++++ Source records

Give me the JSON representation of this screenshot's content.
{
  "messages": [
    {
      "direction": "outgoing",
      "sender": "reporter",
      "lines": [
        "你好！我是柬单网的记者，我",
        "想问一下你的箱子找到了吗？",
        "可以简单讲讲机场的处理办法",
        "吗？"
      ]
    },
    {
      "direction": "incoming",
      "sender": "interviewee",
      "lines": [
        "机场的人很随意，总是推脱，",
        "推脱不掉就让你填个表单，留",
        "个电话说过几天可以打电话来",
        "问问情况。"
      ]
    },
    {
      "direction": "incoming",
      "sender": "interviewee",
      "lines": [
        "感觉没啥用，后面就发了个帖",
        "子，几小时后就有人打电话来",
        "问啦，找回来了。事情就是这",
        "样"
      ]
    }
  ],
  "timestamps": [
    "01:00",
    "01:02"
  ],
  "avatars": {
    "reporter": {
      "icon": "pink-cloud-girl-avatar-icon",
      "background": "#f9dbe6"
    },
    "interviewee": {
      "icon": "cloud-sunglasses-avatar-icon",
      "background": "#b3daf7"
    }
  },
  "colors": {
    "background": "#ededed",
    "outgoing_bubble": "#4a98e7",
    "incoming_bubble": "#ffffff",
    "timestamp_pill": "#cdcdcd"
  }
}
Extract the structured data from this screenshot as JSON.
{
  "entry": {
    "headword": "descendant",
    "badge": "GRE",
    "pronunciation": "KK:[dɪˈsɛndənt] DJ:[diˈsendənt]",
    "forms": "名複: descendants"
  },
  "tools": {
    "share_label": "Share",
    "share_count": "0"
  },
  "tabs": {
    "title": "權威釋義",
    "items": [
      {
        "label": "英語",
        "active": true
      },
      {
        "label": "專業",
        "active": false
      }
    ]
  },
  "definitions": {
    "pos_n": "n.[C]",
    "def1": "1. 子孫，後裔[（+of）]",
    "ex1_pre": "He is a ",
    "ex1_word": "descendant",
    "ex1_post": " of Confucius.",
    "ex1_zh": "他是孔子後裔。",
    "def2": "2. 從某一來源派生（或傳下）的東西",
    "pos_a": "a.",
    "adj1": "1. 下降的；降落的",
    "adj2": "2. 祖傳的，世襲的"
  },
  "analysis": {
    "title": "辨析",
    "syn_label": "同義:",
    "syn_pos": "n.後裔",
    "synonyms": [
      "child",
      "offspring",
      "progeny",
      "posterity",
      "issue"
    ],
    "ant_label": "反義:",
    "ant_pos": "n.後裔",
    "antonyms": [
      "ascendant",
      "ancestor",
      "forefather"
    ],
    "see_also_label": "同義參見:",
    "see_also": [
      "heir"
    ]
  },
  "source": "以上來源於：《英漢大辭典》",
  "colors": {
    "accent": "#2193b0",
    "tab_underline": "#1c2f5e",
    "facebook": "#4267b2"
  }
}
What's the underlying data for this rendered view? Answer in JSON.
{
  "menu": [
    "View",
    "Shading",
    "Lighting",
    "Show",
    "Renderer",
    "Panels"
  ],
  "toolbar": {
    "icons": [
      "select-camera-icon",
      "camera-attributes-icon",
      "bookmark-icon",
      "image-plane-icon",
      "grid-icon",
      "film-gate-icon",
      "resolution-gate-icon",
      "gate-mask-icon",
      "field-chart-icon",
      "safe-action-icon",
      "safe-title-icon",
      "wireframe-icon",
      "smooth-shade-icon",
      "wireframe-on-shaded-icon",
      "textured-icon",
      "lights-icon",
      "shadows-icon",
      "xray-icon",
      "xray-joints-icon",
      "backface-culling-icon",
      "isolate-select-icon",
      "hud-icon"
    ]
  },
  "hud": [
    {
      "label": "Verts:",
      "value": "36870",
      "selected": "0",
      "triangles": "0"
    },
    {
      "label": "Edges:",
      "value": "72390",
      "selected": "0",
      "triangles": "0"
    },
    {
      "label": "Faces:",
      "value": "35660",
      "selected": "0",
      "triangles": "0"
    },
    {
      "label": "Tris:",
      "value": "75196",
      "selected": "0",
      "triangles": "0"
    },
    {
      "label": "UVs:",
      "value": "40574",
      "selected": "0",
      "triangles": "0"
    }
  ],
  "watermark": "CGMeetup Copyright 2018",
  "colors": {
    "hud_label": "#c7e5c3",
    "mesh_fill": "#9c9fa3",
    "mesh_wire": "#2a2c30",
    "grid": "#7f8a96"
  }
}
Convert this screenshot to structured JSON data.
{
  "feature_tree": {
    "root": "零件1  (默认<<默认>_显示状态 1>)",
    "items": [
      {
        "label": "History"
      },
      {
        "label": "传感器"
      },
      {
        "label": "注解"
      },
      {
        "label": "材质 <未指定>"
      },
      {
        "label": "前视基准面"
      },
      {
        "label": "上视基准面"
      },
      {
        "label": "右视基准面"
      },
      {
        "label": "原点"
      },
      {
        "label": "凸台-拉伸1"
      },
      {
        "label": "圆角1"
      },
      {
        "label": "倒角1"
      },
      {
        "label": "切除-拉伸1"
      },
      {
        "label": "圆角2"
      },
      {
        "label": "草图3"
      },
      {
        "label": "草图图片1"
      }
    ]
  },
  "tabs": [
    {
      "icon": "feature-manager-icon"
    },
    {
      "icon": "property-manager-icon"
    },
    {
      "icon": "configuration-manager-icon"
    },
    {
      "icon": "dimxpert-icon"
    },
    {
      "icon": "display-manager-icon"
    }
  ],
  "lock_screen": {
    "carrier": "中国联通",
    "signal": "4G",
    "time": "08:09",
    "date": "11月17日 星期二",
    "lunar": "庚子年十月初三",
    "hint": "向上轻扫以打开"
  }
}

++++++++

▶ What the task asks:
Collect each line of the entries that has the word "data", copying it in full.

▶ Result for this exercise:
Extract the structured data from this screenshot as JSON.
What's the underlying data for this rendered view? Answer in JSON.
Convert this screenshot to structured JSON data.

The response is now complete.